● **YOUR INSTRUCTIONS**:
State how many lines in these records contain the word "SRMTID", and nothing else.

● **RECORDS FOR THE TASK**:
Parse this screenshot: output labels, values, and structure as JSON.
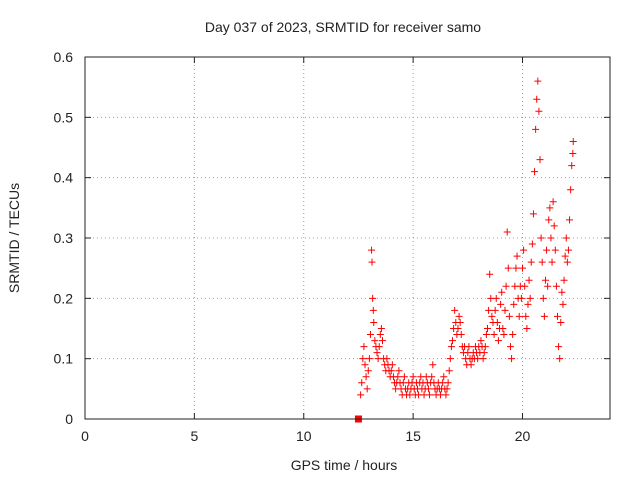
{
  "chart_data": {
    "type": "scatter",
    "title": "Day 037 of 2023, SRMTID for receiver samo",
    "xlabel": "GPS time / hours",
    "ylabel": "SRMTID / TECUs",
    "xlim": [
      0,
      24.0
    ],
    "ylim": [
      0,
      0.6
    ],
    "xticks": [
      0,
      5,
      10,
      15,
      20
    ],
    "xtick_labels": [
      "0",
      "5",
      "10",
      "15",
      "20"
    ],
    "yticks": [
      0,
      0.1,
      0.2,
      0.3,
      0.4,
      0.5,
      0.6
    ],
    "ytick_labels": [
      "0",
      "0.1",
      "0.2",
      "0.3",
      "0.4",
      "0.5",
      "0.6"
    ],
    "grid": true,
    "marker": "plus",
    "color": "#ff0000",
    "square_marker": {
      "x": 12.5,
      "y": 0.0
    },
    "series": [
      {
        "name": "SRMTID",
        "points": [
          [
            12.6,
            0.04
          ],
          [
            12.65,
            0.06
          ],
          [
            12.7,
            0.1
          ],
          [
            12.75,
            0.12
          ],
          [
            12.8,
            0.09
          ],
          [
            12.85,
            0.07
          ],
          [
            12.9,
            0.05
          ],
          [
            12.95,
            0.08
          ],
          [
            13.0,
            0.1
          ],
          [
            13.05,
            0.14
          ],
          [
            13.1,
            0.28
          ],
          [
            13.12,
            0.26
          ],
          [
            13.15,
            0.2
          ],
          [
            13.18,
            0.18
          ],
          [
            13.2,
            0.16
          ],
          [
            13.25,
            0.13
          ],
          [
            13.3,
            0.12
          ],
          [
            13.35,
            0.11
          ],
          [
            13.4,
            0.1
          ],
          [
            13.45,
            0.12
          ],
          [
            13.5,
            0.14
          ],
          [
            13.55,
            0.15
          ],
          [
            13.6,
            0.13
          ],
          [
            13.65,
            0.1
          ],
          [
            13.7,
            0.09
          ],
          [
            13.75,
            0.08
          ],
          [
            13.8,
            0.1
          ],
          [
            13.85,
            0.09
          ],
          [
            13.9,
            0.08
          ],
          [
            13.95,
            0.07
          ],
          [
            14.0,
            0.08
          ],
          [
            14.05,
            0.09
          ],
          [
            14.1,
            0.07
          ],
          [
            14.15,
            0.06
          ],
          [
            14.2,
            0.05
          ],
          [
            14.25,
            0.06
          ],
          [
            14.3,
            0.07
          ],
          [
            14.35,
            0.08
          ],
          [
            14.4,
            0.06
          ],
          [
            14.45,
            0.05
          ],
          [
            14.5,
            0.04
          ],
          [
            14.55,
            0.06
          ],
          [
            14.6,
            0.07
          ],
          [
            14.65,
            0.05
          ],
          [
            14.7,
            0.04
          ],
          [
            14.75,
            0.05
          ],
          [
            14.8,
            0.06
          ],
          [
            14.85,
            0.04
          ],
          [
            14.9,
            0.05
          ],
          [
            14.95,
            0.06
          ],
          [
            15.0,
            0.07
          ],
          [
            15.05,
            0.05
          ],
          [
            15.1,
            0.04
          ],
          [
            15.15,
            0.06
          ],
          [
            15.2,
            0.05
          ],
          [
            15.25,
            0.04
          ],
          [
            15.3,
            0.06
          ],
          [
            15.35,
            0.07
          ],
          [
            15.4,
            0.05
          ],
          [
            15.45,
            0.06
          ],
          [
            15.5,
            0.04
          ],
          [
            15.55,
            0.05
          ],
          [
            15.6,
            0.07
          ],
          [
            15.65,
            0.06
          ],
          [
            15.7,
            0.05
          ],
          [
            15.75,
            0.04
          ],
          [
            15.8,
            0.06
          ],
          [
            15.85,
            0.07
          ],
          [
            15.9,
            0.09
          ],
          [
            15.95,
            0.06
          ],
          [
            16.0,
            0.05
          ],
          [
            16.05,
            0.04
          ],
          [
            16.1,
            0.05
          ],
          [
            16.15,
            0.06
          ],
          [
            16.2,
            0.05
          ],
          [
            16.25,
            0.04
          ],
          [
            16.3,
            0.05
          ],
          [
            16.35,
            0.06
          ],
          [
            16.4,
            0.07
          ],
          [
            16.45,
            0.05
          ],
          [
            16.5,
            0.04
          ],
          [
            16.55,
            0.05
          ],
          [
            16.6,
            0.06
          ],
          [
            16.65,
            0.08
          ],
          [
            16.7,
            0.1
          ],
          [
            16.75,
            0.12
          ],
          [
            16.8,
            0.13
          ],
          [
            16.85,
            0.15
          ],
          [
            16.9,
            0.18
          ],
          [
            16.95,
            0.16
          ],
          [
            17.0,
            0.14
          ],
          [
            17.05,
            0.15
          ],
          [
            17.1,
            0.17
          ],
          [
            17.15,
            0.16
          ],
          [
            17.2,
            0.14
          ],
          [
            17.25,
            0.12
          ],
          [
            17.3,
            0.11
          ],
          [
            17.35,
            0.12
          ],
          [
            17.4,
            0.1
          ],
          [
            17.45,
            0.09
          ],
          [
            17.5,
            0.11
          ],
          [
            17.55,
            0.12
          ],
          [
            17.6,
            0.1
          ],
          [
            17.65,
            0.09
          ],
          [
            17.7,
            0.1
          ],
          [
            17.75,
            0.11
          ],
          [
            17.8,
            0.1
          ],
          [
            17.85,
            0.12
          ],
          [
            17.9,
            0.11
          ],
          [
            17.95,
            0.1
          ],
          [
            18.0,
            0.12
          ],
          [
            18.05,
            0.11
          ],
          [
            18.1,
            0.13
          ],
          [
            18.15,
            0.12
          ],
          [
            18.2,
            0.1
          ],
          [
            18.25,
            0.11
          ],
          [
            18.3,
            0.12
          ],
          [
            18.35,
            0.14
          ],
          [
            18.4,
            0.15
          ],
          [
            18.45,
            0.18
          ],
          [
            18.5,
            0.24
          ],
          [
            18.55,
            0.2
          ],
          [
            18.6,
            0.17
          ],
          [
            18.65,
            0.16
          ],
          [
            18.7,
            0.14
          ],
          [
            18.75,
            0.18
          ],
          [
            18.8,
            0.2
          ],
          [
            18.85,
            0.16
          ],
          [
            18.9,
            0.13
          ],
          [
            18.95,
            0.15
          ],
          [
            19.0,
            0.19
          ],
          [
            19.05,
            0.21
          ],
          [
            19.1,
            0.15
          ],
          [
            19.15,
            0.14
          ],
          [
            19.2,
            0.18
          ],
          [
            19.25,
            0.22
          ],
          [
            19.3,
            0.31
          ],
          [
            19.35,
            0.25
          ],
          [
            19.4,
            0.17
          ],
          [
            19.45,
            0.12
          ],
          [
            19.5,
            0.1
          ],
          [
            19.55,
            0.14
          ],
          [
            19.6,
            0.19
          ],
          [
            19.65,
            0.22
          ],
          [
            19.7,
            0.25
          ],
          [
            19.75,
            0.27
          ],
          [
            19.8,
            0.2
          ],
          [
            19.85,
            0.17
          ],
          [
            19.9,
            0.22
          ],
          [
            19.95,
            0.2
          ],
          [
            20.0,
            0.25
          ],
          [
            20.05,
            0.28
          ],
          [
            20.1,
            0.22
          ],
          [
            20.15,
            0.17
          ],
          [
            20.2,
            0.15
          ],
          [
            20.25,
            0.19
          ],
          [
            20.3,
            0.23
          ],
          [
            20.35,
            0.2
          ],
          [
            20.4,
            0.26
          ],
          [
            20.45,
            0.29
          ],
          [
            20.5,
            0.34
          ],
          [
            20.55,
            0.41
          ],
          [
            20.6,
            0.48
          ],
          [
            20.65,
            0.53
          ],
          [
            20.7,
            0.56
          ],
          [
            20.75,
            0.51
          ],
          [
            20.8,
            0.43
          ],
          [
            20.85,
            0.3
          ],
          [
            20.9,
            0.26
          ],
          [
            20.95,
            0.2
          ],
          [
            21.0,
            0.17
          ],
          [
            21.05,
            0.23
          ],
          [
            21.1,
            0.28
          ],
          [
            21.15,
            0.22
          ],
          [
            21.2,
            0.33
          ],
          [
            21.25,
            0.35
          ],
          [
            21.3,
            0.3
          ],
          [
            21.35,
            0.26
          ],
          [
            21.4,
            0.36
          ],
          [
            21.45,
            0.32
          ],
          [
            21.5,
            0.28
          ],
          [
            21.55,
            0.22
          ],
          [
            21.6,
            0.17
          ],
          [
            21.65,
            0.12
          ],
          [
            21.7,
            0.1
          ],
          [
            21.75,
            0.16
          ],
          [
            21.8,
            0.21
          ],
          [
            21.85,
            0.19
          ],
          [
            21.9,
            0.23
          ],
          [
            21.95,
            0.27
          ],
          [
            22.0,
            0.3
          ],
          [
            22.05,
            0.26
          ],
          [
            22.1,
            0.28
          ],
          [
            22.15,
            0.33
          ],
          [
            22.2,
            0.38
          ],
          [
            22.25,
            0.42
          ],
          [
            22.3,
            0.44
          ],
          [
            22.32,
            0.46
          ]
        ]
      }
    ]
  }
}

● **OUTPUT BELOW**:
3